» TASK DIRECTIONS:
Every entry that follows needs to be repeated exactly.

» DATASET EXTRACT:
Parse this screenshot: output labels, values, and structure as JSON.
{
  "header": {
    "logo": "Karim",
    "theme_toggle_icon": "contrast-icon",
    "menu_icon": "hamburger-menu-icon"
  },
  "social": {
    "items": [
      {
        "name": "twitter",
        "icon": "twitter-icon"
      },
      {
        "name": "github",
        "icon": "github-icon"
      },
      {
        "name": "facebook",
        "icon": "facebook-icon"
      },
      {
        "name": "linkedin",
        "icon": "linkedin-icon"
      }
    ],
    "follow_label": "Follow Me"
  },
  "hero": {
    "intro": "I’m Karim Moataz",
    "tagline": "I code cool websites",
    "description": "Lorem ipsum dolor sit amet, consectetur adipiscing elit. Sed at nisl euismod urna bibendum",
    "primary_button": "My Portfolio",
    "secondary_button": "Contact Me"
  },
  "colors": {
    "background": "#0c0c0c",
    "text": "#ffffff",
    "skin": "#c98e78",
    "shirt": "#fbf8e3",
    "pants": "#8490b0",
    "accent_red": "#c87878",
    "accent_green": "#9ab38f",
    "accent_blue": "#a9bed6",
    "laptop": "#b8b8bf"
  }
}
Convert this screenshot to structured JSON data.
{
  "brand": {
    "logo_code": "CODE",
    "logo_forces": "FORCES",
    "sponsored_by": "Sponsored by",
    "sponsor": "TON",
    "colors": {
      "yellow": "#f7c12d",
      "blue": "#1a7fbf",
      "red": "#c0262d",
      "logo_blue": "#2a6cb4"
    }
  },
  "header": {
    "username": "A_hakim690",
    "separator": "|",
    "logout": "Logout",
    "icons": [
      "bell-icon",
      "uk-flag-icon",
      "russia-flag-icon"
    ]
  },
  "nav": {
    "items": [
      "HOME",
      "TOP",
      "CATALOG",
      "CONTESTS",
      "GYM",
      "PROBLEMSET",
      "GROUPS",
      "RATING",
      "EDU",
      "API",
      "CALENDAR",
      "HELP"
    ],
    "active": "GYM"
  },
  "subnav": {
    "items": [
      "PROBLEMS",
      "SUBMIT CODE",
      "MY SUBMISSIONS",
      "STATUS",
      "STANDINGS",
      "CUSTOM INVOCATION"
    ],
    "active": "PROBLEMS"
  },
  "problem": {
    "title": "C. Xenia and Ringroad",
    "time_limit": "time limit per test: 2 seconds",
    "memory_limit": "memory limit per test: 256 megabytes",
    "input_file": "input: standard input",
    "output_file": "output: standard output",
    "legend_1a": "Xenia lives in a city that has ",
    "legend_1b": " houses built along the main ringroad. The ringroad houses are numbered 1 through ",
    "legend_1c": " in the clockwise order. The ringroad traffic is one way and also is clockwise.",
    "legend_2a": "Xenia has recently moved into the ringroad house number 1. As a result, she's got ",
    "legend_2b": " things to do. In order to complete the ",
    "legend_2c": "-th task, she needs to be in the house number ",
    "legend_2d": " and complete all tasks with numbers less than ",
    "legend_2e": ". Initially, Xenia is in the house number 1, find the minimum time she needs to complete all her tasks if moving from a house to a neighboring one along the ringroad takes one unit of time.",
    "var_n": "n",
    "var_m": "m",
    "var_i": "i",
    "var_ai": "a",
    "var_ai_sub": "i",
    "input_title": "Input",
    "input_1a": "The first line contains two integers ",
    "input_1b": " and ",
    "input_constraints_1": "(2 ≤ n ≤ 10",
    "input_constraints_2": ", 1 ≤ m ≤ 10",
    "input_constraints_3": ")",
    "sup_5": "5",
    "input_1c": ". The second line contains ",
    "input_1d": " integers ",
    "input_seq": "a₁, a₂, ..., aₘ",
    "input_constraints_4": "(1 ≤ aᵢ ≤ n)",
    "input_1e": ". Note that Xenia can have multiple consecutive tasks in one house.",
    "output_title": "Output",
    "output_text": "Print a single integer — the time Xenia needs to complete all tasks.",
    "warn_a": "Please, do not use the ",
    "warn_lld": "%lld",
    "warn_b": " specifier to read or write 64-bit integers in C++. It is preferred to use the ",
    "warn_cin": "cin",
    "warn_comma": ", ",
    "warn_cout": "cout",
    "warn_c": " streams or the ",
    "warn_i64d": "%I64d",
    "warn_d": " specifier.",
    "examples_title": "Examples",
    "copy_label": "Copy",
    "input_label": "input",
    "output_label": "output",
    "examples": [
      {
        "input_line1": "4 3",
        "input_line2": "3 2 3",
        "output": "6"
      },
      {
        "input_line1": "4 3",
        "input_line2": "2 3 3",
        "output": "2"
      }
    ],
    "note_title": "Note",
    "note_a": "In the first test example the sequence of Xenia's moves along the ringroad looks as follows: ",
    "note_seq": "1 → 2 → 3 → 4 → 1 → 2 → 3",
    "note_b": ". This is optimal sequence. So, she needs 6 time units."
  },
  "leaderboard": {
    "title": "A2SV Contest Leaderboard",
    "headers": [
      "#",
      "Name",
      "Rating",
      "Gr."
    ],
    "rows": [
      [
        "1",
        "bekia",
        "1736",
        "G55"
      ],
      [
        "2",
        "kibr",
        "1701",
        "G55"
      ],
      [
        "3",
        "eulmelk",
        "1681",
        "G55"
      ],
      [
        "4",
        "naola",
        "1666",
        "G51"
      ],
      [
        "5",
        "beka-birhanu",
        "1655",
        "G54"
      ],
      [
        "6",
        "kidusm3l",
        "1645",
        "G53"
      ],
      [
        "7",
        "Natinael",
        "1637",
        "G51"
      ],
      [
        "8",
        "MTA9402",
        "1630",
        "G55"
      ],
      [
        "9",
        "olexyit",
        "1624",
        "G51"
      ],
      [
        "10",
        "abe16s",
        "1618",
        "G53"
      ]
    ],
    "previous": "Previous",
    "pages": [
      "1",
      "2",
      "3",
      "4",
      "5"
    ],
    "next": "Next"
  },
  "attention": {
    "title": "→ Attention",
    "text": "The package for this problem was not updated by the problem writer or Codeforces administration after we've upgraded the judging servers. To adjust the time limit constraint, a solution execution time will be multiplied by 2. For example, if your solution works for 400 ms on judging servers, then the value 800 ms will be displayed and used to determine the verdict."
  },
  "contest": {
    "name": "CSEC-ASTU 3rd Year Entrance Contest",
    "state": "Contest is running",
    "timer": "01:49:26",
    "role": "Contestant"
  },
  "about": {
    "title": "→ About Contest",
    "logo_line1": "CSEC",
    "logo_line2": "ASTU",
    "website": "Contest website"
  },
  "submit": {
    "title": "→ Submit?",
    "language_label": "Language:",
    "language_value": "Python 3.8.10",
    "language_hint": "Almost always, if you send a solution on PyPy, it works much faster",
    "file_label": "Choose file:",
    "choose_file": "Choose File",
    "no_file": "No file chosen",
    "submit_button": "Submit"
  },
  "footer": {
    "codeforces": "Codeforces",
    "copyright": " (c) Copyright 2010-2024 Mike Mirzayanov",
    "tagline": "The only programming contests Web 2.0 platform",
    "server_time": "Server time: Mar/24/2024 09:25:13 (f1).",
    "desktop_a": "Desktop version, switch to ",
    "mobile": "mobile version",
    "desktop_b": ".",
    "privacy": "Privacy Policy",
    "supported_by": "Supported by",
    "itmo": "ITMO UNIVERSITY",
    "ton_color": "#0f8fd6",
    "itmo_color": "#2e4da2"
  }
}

» THE OUTPUT:
Parse this screenshot: output labels, values, and structure as JSON.
{
  "header": {
    "logo": "Karim",
    "theme_toggle_icon": "contrast-icon",
    "menu_icon": "hamburger-menu-icon"
  },
  "social": {
    "items": [
      {
        "name": "twitter",
        "icon": "twitter-icon"
      },
      {
        "name": "github",
        "icon": "github-icon"
      },
      {
        "name": "facebook",
        "icon": "facebook-icon"
      },
      {
        "name": "linkedin",
        "icon": "linkedin-icon"
      }
    ],
    "follow_label": "Follow Me"
  },
  "hero": {
    "intro": "I’m Karim Moataz",
    "tagline": "I code cool websites",
    "description": "Lorem ipsum dolor sit amet, consectetur adipiscing elit. Sed at nisl euismod urna bibendum",
    "primary_button": "My Portfolio",
    "secondary_button": "Contact Me"
  },
  "colors": {
    "background": "#0c0c0c",
    "text": "#ffffff",
    "skin": "#c98e78",
    "shirt": "#fbf8e3",
    "pants": "#8490b0",
    "accent_red": "#c87878",
    "accent_green": "#9ab38f",
    "accent_blue": "#a9bed6",
    "laptop": "#b8b8bf"
  }
}
Convert this screenshot to structured JSON data.
{
  "brand": {
    "logo_code": "CODE",
    "logo_forces": "FORCES",
    "sponsored_by": "Sponsored by",
    "sponsor": "TON",
    "colors": {
      "yellow": "#f7c12d",
      "blue": "#1a7fbf",
      "red": "#c0262d",
      "logo_blue": "#2a6cb4"
    }
  },
  "header": {
    "username": "A_hakim690",
    "separator": "|",
    "logout": "Logout",
    "icons": [
      "bell-icon",
      "uk-flag-icon",
      "russia-flag-icon"
    ]
  },
  "nav": {
    "items": [
      "HOME",
      "TOP",
      "CATALOG",
      "CONTESTS",
      "GYM",
      "PROBLEMSET",
      "GROUPS",
      "RATING",
      "EDU",
      "API",
      "CALENDAR",
      "HELP"
    ],
    "active": "GYM"
  },
  "subnav": {
    "items": [
      "PROBLEMS",
      "SUBMIT CODE",
      "MY SUBMISSIONS",
      "STATUS",
      "STANDINGS",
      "CUSTOM INVOCATION"
    ],
    "active": "PROBLEMS"
  },
  "problem": {
    "title": "C. Xenia and Ringroad",
    "time_limit": "time limit per test: 2 seconds",
    "memory_limit": "memory limit per test: 256 megabytes",
    "input_file": "input: standard input",
    "output_file": "output: standard output",
    "legend_1a": "Xenia lives in a city that has ",
    "legend_1b": " houses built along the main ringroad. The ringroad houses are numbered 1 through ",
    "legend_1c": " in the clockwise order. The ringroad traffic is one way and also is clockwise.",
    "legend_2a": "Xenia has recently moved into the ringroad house number 1. As a result, she's got ",
    "legend_2b": " things to do. In order to complete the ",
    "legend_2c": "-th task, she needs to be in the house number ",
    "legend_2d": " and complete all tasks with numbers less than ",
    "legend_2e": ". Initially, Xenia is in the house number 1, find the minimum time she needs to complete all her tasks if moving from a house to a neighboring one along the ringroad takes one unit of time.",
    "var_n": "n",
    "var_m": "m",
    "var_i": "i",
    "var_ai": "a",
    "var_ai_sub": "i",
    "input_title": "Input",
    "input_1a": "The first line contains two integers ",
    "input_1b": " and ",
    "input_constraints_1": "(2 ≤ n ≤ 10",
    "input_constraints_2": ", 1 ≤ m ≤ 10",
    "input_constraints_3": ")",
    "sup_5": "5",
    "input_1c": ". The second line contains ",
    "input_1d": " integers ",
    "input_seq": "a₁, a₂, ..., aₘ",
    "input_constraints_4": "(1 ≤ aᵢ ≤ n)",
    "input_1e": ". Note that Xenia can have multiple consecutive tasks in one house.",
    "output_title": "Output",
    "output_text": "Print a single integer — the time Xenia needs to complete all tasks.",
    "warn_a": "Please, do not use the ",
    "warn_lld": "%lld",
    "warn_b": " specifier to read or write 64-bit integers in C++. It is preferred to use the ",
    "warn_cin": "cin",
    "warn_comma": ", ",
    "warn_cout": "cout",
    "warn_c": " streams or the ",
    "warn_i64d": "%I64d",
    "warn_d": " specifier.",
    "examples_title": "Examples",
    "copy_label": "Copy",
    "input_label": "input",
    "output_label": "output",
    "examples": [
      {
        "input_line1": "4 3",
        "input_line2": "3 2 3",
        "output": "6"
      },
      {
        "input_line1": "4 3",
        "input_line2": "2 3 3",
        "output": "2"
      }
    ],
    "note_title": "Note",
    "note_a": "In the first test example the sequence of Xenia's moves along the ringroad looks as follows: ",
    "note_seq": "1 → 2 → 3 → 4 → 1 → 2 → 3",
    "note_b": ". This is optimal sequence. So, she needs 6 time units."
  },
  "leaderboard": {
    "title": "A2SV Contest Leaderboard",
    "headers": [
      "#",
      "Name",
      "Rating",
      "Gr."
    ],
    "rows": [
      [
        "1",
        "bekia",
        "1736",
        "G55"
      ],
      [
        "2",
        "kibr",
        "1701",
        "G55"
      ],
      [
        "3",
        "eulmelk",
        "1681",
        "G55"
      ],
      [
        "4",
        "naola",
        "1666",
        "G51"
      ],
      [
        "5",
        "beka-birhanu",
        "1655",
        "G54"
      ],
      [
        "6",
        "kidusm3l",
        "1645",
        "G53"
      ],
      [
        "7",
        "Natinael",
        "1637",
        "G51"
      ],
      [
        "8",
        "MTA9402",
        "1630",
        "G55"
      ],
      [
        "9",
        "olexyit",
        "1624",
        "G51"
      ],
      [
        "10",
        "abe16s",
        "1618",
        "G53"
      ]
    ],
    "previous": "Previous",
    "pages": [
      "1",
      "2",
      "3",
      "4",
      "5"
    ],
    "next": "Next"
  },
  "attention": {
    "title": "→ Attention",
    "text": "The package for this problem was not updated by the problem writer or Codeforces administration after we've upgraded the judging servers. To adjust the time limit constraint, a solution execution time will be multiplied by 2. For example, if your solution works for 400 ms on judging servers, then the value 800 ms will be displayed and used to determine the verdict."
  },
  "contest": {
    "name": "CSEC-ASTU 3rd Year Entrance Contest",
    "state": "Contest is running",
    "timer": "01:49:26",
    "role": "Contestant"
  },
  "about": {
    "title": "→ About Contest",
    "logo_line1": "CSEC",
    "logo_line2": "ASTU",
    "website": "Contest website"
  },
  "submit": {
    "title": "→ Submit?",
    "language_label": "Language:",
    "language_value": "Python 3.8.10",
    "language_hint": "Almost always, if you send a solution on PyPy, it works much faster",
    "file_label": "Choose file:",
    "choose_file": "Choose File",
    "no_file": "No file chosen",
    "submit_button": "Submit"
  },
  "footer": {
    "codeforces": "Codeforces",
    "copyright": " (c) Copyright 2010-2024 Mike Mirzayanov",
    "tagline": "The only programming contests Web 2.0 platform",
    "server_time": "Server time: Mar/24/2024 09:25:13 (f1).",
    "desktop_a": "Desktop version, switch to ",
    "mobile": "mobile version",
    "desktop_b": ".",
    "privacy": "Privacy Policy",
    "supported_by": "Supported by",
    "itmo": "ITMO UNIVERSITY",
    "ton_color": "#0f8fd6",
    "itmo_color": "#2e4da2"
  }
}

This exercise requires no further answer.